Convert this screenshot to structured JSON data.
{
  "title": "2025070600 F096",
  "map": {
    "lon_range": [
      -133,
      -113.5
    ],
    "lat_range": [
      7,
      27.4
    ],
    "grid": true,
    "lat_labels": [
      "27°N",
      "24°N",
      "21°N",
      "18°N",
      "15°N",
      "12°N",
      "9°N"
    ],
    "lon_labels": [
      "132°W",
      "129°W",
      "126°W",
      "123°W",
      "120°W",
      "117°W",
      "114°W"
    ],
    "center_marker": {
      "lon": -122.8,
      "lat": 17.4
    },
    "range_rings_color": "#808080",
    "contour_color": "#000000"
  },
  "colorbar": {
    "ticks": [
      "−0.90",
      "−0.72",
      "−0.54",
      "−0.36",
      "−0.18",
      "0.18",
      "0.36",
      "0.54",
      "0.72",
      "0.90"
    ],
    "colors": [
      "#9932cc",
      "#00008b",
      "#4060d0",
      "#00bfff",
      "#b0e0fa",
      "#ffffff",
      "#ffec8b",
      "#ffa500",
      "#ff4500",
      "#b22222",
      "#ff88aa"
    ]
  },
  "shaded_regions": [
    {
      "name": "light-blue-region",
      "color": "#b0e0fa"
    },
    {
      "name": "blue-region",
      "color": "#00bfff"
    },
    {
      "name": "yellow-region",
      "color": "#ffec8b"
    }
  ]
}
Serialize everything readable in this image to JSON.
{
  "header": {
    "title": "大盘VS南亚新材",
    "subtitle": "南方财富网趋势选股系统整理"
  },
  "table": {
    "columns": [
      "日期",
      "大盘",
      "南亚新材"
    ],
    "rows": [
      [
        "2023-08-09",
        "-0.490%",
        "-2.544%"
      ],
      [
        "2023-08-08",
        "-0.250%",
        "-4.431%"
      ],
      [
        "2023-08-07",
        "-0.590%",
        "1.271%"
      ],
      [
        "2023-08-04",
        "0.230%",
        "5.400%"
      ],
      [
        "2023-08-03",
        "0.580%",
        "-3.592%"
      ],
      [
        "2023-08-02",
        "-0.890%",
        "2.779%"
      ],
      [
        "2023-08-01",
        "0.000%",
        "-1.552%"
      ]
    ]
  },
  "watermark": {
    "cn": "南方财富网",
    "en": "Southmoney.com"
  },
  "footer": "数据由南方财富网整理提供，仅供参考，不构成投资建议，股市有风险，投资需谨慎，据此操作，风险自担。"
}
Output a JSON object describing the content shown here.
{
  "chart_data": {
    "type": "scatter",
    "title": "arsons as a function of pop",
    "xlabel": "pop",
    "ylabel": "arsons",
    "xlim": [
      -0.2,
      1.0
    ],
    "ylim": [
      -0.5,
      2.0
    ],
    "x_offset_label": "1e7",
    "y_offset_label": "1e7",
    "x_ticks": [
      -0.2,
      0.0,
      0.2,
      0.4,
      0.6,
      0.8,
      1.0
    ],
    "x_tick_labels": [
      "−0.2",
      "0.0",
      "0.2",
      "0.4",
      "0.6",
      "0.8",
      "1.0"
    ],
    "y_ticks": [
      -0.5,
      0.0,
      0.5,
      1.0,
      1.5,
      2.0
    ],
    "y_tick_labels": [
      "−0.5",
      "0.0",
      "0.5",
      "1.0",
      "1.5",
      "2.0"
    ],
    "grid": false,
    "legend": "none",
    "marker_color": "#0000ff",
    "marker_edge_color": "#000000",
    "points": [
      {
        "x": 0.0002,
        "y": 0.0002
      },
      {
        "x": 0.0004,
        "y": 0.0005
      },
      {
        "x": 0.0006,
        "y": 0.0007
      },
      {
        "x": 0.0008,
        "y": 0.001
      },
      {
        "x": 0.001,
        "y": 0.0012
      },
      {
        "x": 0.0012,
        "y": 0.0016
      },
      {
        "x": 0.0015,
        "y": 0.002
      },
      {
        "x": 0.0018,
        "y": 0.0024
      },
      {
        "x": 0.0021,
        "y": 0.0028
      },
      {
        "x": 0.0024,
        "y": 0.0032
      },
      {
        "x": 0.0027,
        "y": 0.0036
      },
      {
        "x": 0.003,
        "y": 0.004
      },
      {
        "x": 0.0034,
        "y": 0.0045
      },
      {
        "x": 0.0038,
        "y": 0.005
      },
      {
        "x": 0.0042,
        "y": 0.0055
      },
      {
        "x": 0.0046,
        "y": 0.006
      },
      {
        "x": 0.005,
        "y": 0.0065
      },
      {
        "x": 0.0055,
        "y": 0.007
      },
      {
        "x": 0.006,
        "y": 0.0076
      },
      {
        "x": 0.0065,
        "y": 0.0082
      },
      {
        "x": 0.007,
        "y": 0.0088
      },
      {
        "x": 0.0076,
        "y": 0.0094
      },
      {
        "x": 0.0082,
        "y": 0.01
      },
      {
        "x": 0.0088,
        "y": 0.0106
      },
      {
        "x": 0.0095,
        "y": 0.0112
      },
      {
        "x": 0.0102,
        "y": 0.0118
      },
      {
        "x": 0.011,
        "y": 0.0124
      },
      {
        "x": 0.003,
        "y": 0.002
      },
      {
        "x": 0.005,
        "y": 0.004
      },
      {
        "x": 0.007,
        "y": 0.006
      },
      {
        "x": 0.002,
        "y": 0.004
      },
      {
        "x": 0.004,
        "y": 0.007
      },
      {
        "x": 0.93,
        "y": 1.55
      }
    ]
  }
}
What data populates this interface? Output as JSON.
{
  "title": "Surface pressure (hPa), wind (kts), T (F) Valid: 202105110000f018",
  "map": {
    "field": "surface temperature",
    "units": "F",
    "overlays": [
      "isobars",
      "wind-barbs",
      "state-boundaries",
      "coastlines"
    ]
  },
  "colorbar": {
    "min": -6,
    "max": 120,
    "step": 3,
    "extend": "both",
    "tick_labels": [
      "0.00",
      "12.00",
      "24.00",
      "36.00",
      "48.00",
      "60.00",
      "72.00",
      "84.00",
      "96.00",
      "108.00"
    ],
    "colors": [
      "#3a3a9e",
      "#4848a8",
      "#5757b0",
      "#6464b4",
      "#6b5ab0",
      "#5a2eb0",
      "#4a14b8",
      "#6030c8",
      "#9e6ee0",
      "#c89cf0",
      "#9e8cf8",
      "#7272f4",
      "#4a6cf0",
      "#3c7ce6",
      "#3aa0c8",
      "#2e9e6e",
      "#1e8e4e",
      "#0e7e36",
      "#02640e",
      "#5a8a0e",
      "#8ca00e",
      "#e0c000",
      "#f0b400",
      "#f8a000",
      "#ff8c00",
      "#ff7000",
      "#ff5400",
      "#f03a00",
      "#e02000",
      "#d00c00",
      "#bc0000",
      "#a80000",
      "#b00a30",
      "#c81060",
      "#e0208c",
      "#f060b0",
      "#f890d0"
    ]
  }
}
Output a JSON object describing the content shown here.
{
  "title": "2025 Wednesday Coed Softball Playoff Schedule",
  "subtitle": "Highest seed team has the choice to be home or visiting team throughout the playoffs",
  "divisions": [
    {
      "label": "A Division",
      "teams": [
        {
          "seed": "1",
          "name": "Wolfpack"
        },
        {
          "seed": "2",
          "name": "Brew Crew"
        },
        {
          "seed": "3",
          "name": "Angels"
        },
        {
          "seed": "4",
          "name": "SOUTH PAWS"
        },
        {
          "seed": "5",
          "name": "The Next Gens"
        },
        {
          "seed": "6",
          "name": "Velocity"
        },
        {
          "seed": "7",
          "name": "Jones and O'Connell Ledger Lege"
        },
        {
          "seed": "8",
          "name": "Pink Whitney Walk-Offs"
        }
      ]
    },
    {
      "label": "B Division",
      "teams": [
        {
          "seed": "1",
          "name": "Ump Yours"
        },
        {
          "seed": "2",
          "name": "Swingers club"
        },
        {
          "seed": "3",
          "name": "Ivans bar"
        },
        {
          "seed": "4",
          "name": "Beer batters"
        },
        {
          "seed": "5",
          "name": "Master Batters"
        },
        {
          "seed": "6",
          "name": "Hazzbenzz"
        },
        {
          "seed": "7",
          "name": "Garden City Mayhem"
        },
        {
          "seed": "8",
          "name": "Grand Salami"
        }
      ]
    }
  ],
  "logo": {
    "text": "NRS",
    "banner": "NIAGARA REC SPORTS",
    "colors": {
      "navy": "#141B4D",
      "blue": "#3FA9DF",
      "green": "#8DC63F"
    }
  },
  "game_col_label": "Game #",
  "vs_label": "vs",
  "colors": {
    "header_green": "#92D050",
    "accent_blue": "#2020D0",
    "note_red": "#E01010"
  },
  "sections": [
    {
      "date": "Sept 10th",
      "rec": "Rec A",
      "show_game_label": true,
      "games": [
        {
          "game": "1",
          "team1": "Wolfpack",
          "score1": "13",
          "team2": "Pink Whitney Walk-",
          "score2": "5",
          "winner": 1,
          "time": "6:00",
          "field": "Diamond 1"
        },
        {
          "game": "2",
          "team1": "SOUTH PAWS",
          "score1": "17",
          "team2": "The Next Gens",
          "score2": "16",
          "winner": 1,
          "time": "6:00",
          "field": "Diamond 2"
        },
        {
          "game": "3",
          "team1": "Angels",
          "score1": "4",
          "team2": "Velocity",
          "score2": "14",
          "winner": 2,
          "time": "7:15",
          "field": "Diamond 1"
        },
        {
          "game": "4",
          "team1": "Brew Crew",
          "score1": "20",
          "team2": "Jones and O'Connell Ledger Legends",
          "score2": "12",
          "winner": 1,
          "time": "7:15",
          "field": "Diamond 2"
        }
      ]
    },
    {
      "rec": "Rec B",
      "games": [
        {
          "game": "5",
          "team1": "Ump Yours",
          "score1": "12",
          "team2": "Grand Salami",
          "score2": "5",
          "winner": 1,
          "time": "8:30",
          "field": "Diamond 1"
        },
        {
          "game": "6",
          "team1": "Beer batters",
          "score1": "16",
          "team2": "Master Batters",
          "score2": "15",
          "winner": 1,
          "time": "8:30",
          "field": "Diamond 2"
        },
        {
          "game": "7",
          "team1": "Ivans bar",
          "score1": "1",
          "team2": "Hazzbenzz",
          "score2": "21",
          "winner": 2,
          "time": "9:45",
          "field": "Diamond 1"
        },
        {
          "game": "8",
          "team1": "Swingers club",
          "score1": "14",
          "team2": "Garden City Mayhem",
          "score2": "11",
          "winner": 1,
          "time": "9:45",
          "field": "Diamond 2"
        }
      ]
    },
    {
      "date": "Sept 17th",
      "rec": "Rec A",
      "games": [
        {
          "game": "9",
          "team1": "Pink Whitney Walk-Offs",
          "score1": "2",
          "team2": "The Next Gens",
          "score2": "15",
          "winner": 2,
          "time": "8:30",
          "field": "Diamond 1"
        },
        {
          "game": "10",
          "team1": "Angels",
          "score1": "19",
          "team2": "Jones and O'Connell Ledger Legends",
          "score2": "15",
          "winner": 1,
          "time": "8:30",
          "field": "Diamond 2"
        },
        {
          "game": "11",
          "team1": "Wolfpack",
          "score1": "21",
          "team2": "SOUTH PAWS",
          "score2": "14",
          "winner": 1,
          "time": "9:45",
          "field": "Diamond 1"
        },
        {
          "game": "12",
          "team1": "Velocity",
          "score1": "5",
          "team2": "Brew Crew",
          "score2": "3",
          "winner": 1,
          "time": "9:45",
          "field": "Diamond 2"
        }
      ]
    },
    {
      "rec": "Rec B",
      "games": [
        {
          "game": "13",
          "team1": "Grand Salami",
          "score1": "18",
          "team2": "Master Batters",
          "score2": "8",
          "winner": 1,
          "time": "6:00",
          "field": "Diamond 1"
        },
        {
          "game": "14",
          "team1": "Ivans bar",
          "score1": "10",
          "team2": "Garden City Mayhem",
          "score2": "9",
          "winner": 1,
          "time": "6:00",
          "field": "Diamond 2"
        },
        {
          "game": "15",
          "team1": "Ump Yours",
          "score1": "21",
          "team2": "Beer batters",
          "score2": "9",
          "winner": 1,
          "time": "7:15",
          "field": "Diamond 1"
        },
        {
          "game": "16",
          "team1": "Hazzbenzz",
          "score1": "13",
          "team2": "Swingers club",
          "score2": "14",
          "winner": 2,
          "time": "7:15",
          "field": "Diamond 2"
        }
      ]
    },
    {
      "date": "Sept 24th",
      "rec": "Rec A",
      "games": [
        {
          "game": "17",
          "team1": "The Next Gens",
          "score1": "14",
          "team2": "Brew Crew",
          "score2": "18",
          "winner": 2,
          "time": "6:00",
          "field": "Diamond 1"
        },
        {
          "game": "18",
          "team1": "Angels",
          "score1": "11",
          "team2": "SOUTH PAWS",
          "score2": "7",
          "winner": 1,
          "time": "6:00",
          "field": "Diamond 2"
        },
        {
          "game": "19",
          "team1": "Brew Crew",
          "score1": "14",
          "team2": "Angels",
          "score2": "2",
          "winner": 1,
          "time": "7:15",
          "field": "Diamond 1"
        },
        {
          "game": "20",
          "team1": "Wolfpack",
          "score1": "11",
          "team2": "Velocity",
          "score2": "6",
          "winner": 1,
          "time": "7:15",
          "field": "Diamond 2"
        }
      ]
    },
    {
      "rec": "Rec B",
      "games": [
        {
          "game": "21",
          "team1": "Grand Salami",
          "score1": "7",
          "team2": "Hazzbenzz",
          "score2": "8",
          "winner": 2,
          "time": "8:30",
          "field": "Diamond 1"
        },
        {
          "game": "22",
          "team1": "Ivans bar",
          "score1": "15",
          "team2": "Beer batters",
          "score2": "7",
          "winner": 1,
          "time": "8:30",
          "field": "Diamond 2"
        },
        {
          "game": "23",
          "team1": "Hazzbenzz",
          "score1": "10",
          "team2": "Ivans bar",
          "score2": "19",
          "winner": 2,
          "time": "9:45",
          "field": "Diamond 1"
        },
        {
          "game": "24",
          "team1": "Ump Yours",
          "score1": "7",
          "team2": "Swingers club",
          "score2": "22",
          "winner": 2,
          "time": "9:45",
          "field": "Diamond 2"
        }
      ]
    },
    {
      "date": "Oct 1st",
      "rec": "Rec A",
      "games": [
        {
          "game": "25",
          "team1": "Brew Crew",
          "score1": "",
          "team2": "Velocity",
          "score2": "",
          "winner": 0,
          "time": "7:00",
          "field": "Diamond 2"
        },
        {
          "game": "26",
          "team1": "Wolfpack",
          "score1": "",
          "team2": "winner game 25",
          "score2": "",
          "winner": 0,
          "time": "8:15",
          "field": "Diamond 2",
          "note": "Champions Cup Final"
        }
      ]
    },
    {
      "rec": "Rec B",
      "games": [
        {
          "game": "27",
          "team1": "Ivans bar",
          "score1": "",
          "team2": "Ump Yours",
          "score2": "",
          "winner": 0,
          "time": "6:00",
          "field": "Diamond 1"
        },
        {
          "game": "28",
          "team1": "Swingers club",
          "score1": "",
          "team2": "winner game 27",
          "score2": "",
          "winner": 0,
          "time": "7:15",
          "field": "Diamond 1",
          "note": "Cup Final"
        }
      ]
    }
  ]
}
----------
▸ Aim of the exercise
Report the number of lines in the listing that include the string "Gens"; give nothing but the number.

▸ Task response
4